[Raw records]
════════════════════

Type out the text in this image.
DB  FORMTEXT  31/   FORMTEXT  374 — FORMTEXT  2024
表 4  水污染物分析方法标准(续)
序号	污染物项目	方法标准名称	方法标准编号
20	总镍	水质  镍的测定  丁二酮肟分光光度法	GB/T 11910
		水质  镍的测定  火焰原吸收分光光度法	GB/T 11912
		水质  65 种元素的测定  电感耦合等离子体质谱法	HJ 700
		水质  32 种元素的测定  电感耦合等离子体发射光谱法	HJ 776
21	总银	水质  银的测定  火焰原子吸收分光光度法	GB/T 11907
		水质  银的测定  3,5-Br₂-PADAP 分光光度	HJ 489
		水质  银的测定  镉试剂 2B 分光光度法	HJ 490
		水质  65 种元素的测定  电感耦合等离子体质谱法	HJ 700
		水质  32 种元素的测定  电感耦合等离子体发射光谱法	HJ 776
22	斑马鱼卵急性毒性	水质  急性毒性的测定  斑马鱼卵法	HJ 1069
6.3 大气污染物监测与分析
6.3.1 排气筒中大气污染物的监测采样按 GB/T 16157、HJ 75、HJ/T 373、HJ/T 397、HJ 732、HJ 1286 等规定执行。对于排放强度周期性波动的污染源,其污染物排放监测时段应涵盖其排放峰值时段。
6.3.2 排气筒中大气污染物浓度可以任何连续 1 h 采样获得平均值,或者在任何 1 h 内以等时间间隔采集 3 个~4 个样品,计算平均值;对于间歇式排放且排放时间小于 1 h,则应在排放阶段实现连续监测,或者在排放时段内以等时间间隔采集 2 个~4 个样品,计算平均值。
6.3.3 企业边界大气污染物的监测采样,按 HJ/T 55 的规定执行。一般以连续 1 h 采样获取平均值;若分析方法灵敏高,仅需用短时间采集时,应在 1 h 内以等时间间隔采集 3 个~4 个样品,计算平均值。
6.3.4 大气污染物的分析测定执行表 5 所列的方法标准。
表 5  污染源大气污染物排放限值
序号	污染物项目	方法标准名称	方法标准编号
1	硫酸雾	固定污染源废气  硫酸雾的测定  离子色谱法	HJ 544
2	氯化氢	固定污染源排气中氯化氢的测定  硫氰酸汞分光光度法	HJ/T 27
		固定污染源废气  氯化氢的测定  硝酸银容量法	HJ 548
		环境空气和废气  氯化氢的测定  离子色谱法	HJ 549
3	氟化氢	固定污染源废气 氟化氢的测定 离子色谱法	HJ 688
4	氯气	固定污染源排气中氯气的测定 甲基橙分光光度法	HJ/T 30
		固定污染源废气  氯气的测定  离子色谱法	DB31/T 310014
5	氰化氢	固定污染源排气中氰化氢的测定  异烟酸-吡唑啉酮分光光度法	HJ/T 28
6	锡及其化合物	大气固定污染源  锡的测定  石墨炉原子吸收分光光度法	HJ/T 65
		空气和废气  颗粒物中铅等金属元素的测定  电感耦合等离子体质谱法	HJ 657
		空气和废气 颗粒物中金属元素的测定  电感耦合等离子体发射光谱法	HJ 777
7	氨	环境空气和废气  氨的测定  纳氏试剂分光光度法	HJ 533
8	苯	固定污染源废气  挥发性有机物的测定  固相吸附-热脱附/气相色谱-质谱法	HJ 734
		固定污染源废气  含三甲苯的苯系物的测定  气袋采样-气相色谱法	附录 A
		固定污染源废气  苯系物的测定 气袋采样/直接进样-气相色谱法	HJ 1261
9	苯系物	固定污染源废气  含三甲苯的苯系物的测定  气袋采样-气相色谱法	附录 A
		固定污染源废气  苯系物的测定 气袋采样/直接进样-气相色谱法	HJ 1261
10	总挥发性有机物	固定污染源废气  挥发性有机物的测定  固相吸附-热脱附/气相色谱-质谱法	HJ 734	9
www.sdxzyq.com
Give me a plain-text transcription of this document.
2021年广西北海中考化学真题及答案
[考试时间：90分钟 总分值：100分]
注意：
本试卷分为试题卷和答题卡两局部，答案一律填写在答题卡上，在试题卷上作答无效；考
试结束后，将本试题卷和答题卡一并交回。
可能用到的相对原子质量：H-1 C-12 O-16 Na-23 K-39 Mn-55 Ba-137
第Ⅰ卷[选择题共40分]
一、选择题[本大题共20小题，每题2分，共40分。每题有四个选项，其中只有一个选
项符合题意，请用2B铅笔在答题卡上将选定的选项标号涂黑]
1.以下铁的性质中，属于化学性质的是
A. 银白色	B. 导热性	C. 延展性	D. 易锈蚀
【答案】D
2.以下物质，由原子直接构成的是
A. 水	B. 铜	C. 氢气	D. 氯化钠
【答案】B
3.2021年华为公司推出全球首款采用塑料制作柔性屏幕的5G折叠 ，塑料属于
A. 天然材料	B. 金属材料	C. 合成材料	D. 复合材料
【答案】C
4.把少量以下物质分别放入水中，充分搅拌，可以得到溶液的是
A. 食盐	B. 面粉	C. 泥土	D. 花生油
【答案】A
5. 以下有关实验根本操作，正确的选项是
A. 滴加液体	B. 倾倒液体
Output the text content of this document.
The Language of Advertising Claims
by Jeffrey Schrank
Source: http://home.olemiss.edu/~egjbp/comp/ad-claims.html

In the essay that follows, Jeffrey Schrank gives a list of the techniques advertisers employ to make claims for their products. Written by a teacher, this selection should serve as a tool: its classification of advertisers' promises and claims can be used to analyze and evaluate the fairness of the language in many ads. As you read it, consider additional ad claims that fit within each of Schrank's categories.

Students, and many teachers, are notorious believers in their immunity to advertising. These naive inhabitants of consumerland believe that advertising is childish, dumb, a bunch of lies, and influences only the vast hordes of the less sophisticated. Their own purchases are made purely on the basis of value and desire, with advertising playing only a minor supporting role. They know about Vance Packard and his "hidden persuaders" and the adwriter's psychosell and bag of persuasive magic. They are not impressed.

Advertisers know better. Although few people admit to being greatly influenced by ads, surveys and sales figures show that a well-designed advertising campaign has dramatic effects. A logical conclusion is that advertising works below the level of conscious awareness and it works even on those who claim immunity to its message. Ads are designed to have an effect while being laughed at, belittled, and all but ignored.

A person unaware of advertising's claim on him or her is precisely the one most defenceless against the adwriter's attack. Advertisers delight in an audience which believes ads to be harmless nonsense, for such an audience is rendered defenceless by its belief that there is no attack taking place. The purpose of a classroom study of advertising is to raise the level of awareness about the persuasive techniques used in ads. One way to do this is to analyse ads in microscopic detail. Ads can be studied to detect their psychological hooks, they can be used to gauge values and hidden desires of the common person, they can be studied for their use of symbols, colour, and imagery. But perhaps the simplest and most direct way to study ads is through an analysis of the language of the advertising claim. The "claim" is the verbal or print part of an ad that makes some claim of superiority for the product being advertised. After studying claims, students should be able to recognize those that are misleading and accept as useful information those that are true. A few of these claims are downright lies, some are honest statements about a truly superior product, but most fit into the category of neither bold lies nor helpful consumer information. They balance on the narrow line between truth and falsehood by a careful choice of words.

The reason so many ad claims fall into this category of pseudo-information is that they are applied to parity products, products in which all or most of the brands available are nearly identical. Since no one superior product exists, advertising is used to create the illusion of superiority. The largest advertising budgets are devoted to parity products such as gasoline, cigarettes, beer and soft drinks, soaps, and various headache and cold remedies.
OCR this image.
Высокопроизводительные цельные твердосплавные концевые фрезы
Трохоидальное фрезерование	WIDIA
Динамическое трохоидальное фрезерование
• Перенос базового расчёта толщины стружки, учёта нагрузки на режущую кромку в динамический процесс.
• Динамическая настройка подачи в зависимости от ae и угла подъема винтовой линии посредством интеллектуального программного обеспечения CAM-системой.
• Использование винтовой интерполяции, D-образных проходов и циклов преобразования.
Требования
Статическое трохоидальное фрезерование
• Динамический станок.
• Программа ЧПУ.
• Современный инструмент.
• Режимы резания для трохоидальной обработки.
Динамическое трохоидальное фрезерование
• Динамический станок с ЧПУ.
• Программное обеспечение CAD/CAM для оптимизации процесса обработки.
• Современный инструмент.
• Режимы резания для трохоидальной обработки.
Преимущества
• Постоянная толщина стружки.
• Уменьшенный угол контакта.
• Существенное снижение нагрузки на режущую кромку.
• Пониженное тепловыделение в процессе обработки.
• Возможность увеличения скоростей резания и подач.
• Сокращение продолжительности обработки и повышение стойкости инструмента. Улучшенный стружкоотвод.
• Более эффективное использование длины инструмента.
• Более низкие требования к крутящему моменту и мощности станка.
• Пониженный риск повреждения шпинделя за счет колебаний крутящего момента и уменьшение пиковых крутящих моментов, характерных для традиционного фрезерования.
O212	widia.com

════════════════════

What you have to do:
In the entries above, identify every line with the word "气相色谱法". Copy those lines.

Expected output:
		固定污染源废气  含三甲苯的苯系物的测定  气袋采样-气相色谱法	附录 A
		固定污染源废气  苯系物的测定 气袋采样/直接进样-气相色谱法	HJ 1261
9	苯系物	固定污染源废气  含三甲苯的苯系物的测定  气袋采样-气相色谱法	附录 A
		固定污染源废气  苯系物的测定 气袋采样/直接进样-气相色谱法	HJ 1261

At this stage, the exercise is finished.